**WRITTEN EXERCISE:**
Below are entries to be transcribed exactly; exclude the pictures from the copy.

**Stored items:**
◆ ◆ ◆ ◆ ◆

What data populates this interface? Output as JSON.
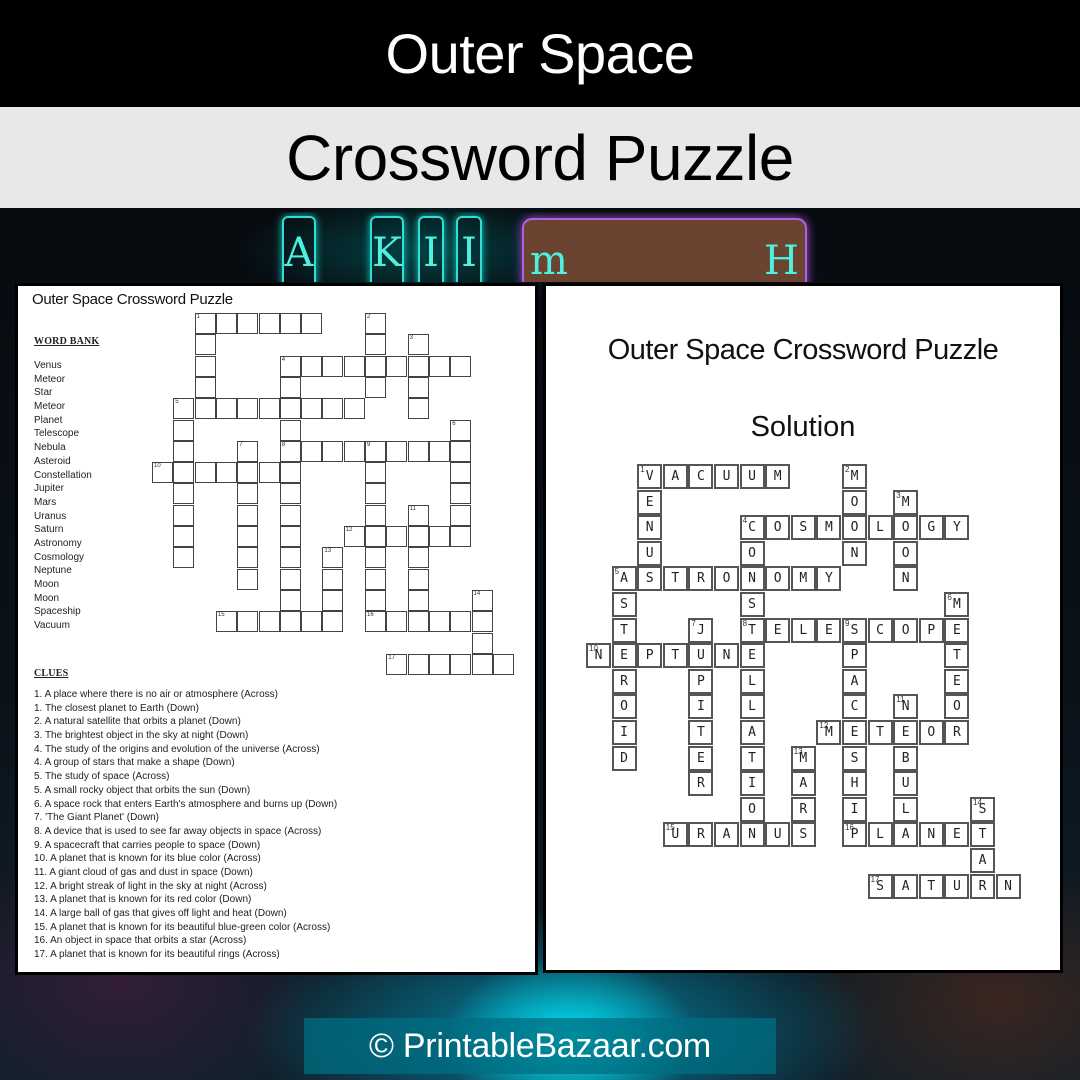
{
  "header": {
    "title": "Outer Space",
    "subtitle": "Crossword Puzzle"
  },
  "decoration": {
    "neon_letters": [
      "A",
      "K",
      "I",
      "I",
      "m",
      "H"
    ]
  },
  "worksheet": {
    "title": "Outer Space Crossword Puzzle",
    "word_bank_heading": "WORD BANK",
    "word_bank": [
      "Venus",
      "Meteor",
      "Star",
      "Meteor",
      "Planet",
      "Telescope",
      "Nebula",
      "Asteroid",
      "Constellation",
      "Jupiter",
      "Mars",
      "Uranus",
      "Saturn",
      "Astronomy",
      "Cosmology",
      "Neptune",
      "Moon",
      "Moon",
      "Spaceship",
      "Vacuum"
    ],
    "clues_heading": "CLUES",
    "clues": [
      "1. A place where there is no air or atmosphere (Across)",
      "1. The closest planet to Earth (Down)",
      "2. A natural satellite that orbits a planet (Down)",
      "3. The brightest object in the sky at night (Down)",
      "4. The study of the origins and evolution of the universe (Across)",
      "4. A group of stars that make a shape (Down)",
      "5. The study of space (Across)",
      "5. A small rocky object that orbits the sun (Down)",
      "6. A space rock that enters Earth's atmosphere and burns up (Down)",
      "7. 'The Giant Planet' (Down)",
      "8. A device that is used to see far away objects in space (Across)",
      "9. A spacecraft that carries people to space (Down)",
      "10. A planet that is known for its blue color (Across)",
      "11. A giant cloud of gas and dust in space (Down)",
      "12. A bright streak of light in the sky at night (Across)",
      "13. A planet that is known for its red color (Down)",
      "14. A large ball of gas that gives off light and heat (Down)",
      "15. A planet that is known for its beautiful blue-green color (Across)",
      "16. An object in space that orbits a star (Across)",
      "17. A planet that is known for its beautiful rings (Across)"
    ]
  },
  "solution": {
    "title": "Outer Space Crossword Puzzle",
    "subtitle": "Solution"
  },
  "crossword": {
    "words": [
      {
        "num": 1,
        "dir": "across",
        "row": 0,
        "col": 2,
        "answer": "VACUUM"
      },
      {
        "num": 1,
        "dir": "down",
        "row": 0,
        "col": 2,
        "answer": "VENUS"
      },
      {
        "num": 2,
        "dir": "down",
        "row": 0,
        "col": 10,
        "answer": "MOON"
      },
      {
        "num": 3,
        "dir": "down",
        "row": 1,
        "col": 12,
        "answer": "MOON"
      },
      {
        "num": 4,
        "dir": "across",
        "row": 2,
        "col": 6,
        "answer": "COSMOLOGY"
      },
      {
        "num": 4,
        "dir": "down",
        "row": 2,
        "col": 6,
        "answer": "CONSTELLATION"
      },
      {
        "num": 5,
        "dir": "across",
        "row": 4,
        "col": 1,
        "answer": "ASTRONOMY"
      },
      {
        "num": 5,
        "dir": "down",
        "row": 4,
        "col": 1,
        "answer": "ASTEROID"
      },
      {
        "num": 6,
        "dir": "down",
        "row": 5,
        "col": 14,
        "answer": "METEOR"
      },
      {
        "num": 7,
        "dir": "down",
        "row": 6,
        "col": 4,
        "answer": "JUPITER"
      },
      {
        "num": 8,
        "dir": "across",
        "row": 6,
        "col": 6,
        "answer": "TELESCOPE"
      },
      {
        "num": 9,
        "dir": "down",
        "row": 6,
        "col": 10,
        "answer": "SPACESHIP"
      },
      {
        "num": 10,
        "dir": "across",
        "row": 7,
        "col": 0,
        "answer": "NEPTUNE"
      },
      {
        "num": 11,
        "dir": "down",
        "row": 9,
        "col": 12,
        "answer": "NEBULA"
      },
      {
        "num": 12,
        "dir": "across",
        "row": 10,
        "col": 9,
        "answer": "METEOR"
      },
      {
        "num": 13,
        "dir": "down",
        "row": 11,
        "col": 8,
        "answer": "MARS"
      },
      {
        "num": 14,
        "dir": "down",
        "row": 13,
        "col": 15,
        "answer": "STAR"
      },
      {
        "num": 15,
        "dir": "across",
        "row": 14,
        "col": 3,
        "answer": "URANUS"
      },
      {
        "num": 16,
        "dir": "across",
        "row": 14,
        "col": 10,
        "answer": "PLANET"
      },
      {
        "num": 17,
        "dir": "across",
        "row": 16,
        "col": 11,
        "answer": "SATURN"
      }
    ]
  },
  "footer": {
    "copyright": "© PrintableBazaar.com"
  }
}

◆ ◆ ◆ ◆ ◆

**RESULT FOR THIS TASK:**
What data populates this interface? Output as JSON.
{
  "header": {
    "title": "Outer Space",
    "subtitle": "Crossword Puzzle"
  },
  "decoration": {
    "neon_letters": [
      "A",
      "K",
      "I",
      "I",
      "m",
      "H"
    ]
  },
  "worksheet": {
    "title": "Outer Space Crossword Puzzle",
    "word_bank_heading": "WORD BANK",
    "word_bank": [
      "Venus",
      "Meteor",
      "Star",
      "Meteor",
      "Planet",
      "Telescope",
      "Nebula",
      "Asteroid",
      "Constellation",
      "Jupiter",
      "Mars",
      "Uranus",
      "Saturn",
      "Astronomy",
      "Cosmology",
      "Neptune",
      "Moon",
      "Moon",
      "Spaceship",
      "Vacuum"
    ],
    "clues_heading": "CLUES",
    "clues": [
      "1. A place where there is no air or atmosphere (Across)",
      "1. The closest planet to Earth (Down)",
      "2. A natural satellite that orbits a planet (Down)",
      "3. The brightest object in the sky at night (Down)",
      "4. The study of the origins and evolution of the universe (Across)",
      "4. A group of stars that make a shape (Down)",
      "5. The study of space (Across)",
      "5. A small rocky object that orbits the sun (Down)",
      "6. A space rock that enters Earth's atmosphere and burns up (Down)",
      "7. 'The Giant Planet' (Down)",
      "8. A device that is used to see far away objects in space (Across)",
      "9. A spacecraft that carries people to space (Down)",
      "10. A planet that is known for its blue color (Across)",
      "11. A giant cloud of gas and dust in space (Down)",
      "12. A bright streak of light in the sky at night (Across)",
      "13. A planet that is known for its red color (Down)",
      "14. A large ball of gas that gives off light and heat (Down)",
      "15. A planet that is known for its beautiful blue-green color (Across)",
      "16. An object in space that orbits a star (Across)",
      "17. A planet that is known for its beautiful rings (Across)"
    ]
  },
  "solution": {
    "title": "Outer Space Crossword Puzzle",
    "subtitle": "Solution"
  },
  "crossword": {
    "words": [
      {
        "num": 1,
        "dir": "across",
        "row": 0,
        "col": 2,
        "answer": "VACUUM"
      },
      {
        "num": 1,
        "dir": "down",
        "row": 0,
        "col": 2,
        "answer": "VENUS"
      },
      {
        "num": 2,
        "dir": "down",
        "row": 0,
        "col": 10,
        "answer": "MOON"
      },
      {
        "num": 3,
        "dir": "down",
        "row": 1,
        "col": 12,
        "answer": "MOON"
      },
      {
        "num": 4,
        "dir": "across",
        "row": 2,
        "col": 6,
        "answer": "COSMOLOGY"
      },
      {
        "num": 4,
        "dir": "down",
        "row": 2,
        "col": 6,
        "answer": "CONSTELLATION"
      },
      {
        "num": 5,
        "dir": "across",
        "row": 4,
        "col": 1,
        "answer": "ASTRONOMY"
      },
      {
        "num": 5,
        "dir": "down",
        "row": 4,
        "col": 1,
        "answer": "ASTEROID"
      },
      {
        "num": 6,
        "dir": "down",
        "row": 5,
        "col": 14,
        "answer": "METEOR"
      },
      {
        "num": 7,
        "dir": "down",
        "row": 6,
        "col": 4,
        "answer": "JUPITER"
      },
      {
        "num": 8,
        "dir": "across",
        "row": 6,
        "col": 6,
        "answer": "TELESCOPE"
      },
      {
        "num": 9,
        "dir": "down",
        "row": 6,
        "col": 10,
        "answer": "SPACESHIP"
      },
      {
        "num": 10,
        "dir": "across",
        "row": 7,
        "col": 0,
        "answer": "NEPTUNE"
      },
      {
        "num": 11,
        "dir": "down",
        "row": 9,
        "col": 12,
        "answer": "NEBULA"
      },
      {
        "num": 12,
        "dir": "across",
        "row": 10,
        "col": 9,
        "answer": "METEOR"
      },
      {
        "num": 13,
        "dir": "down",
        "row": 11,
        "col": 8,
        "answer": "MARS"
      },
      {
        "num": 14,
        "dir": "down",
        "row": 13,
        "col": 15,
        "answer": "STAR"
      },
      {
        "num": 15,
        "dir": "across",
        "row": 14,
        "col": 3,
        "answer": "URANUS"
      },
      {
        "num": 16,
        "dir": "across",
        "row": 14,
        "col": 10,
        "answer": "PLANET"
      },
      {
        "num": 17,
        "dir": "across",
        "row": 16,
        "col": 11,
        "answer": "SATURN"
      }
    ]
  },
  "footer": {
    "copyright": "© PrintableBazaar.com"
  }
}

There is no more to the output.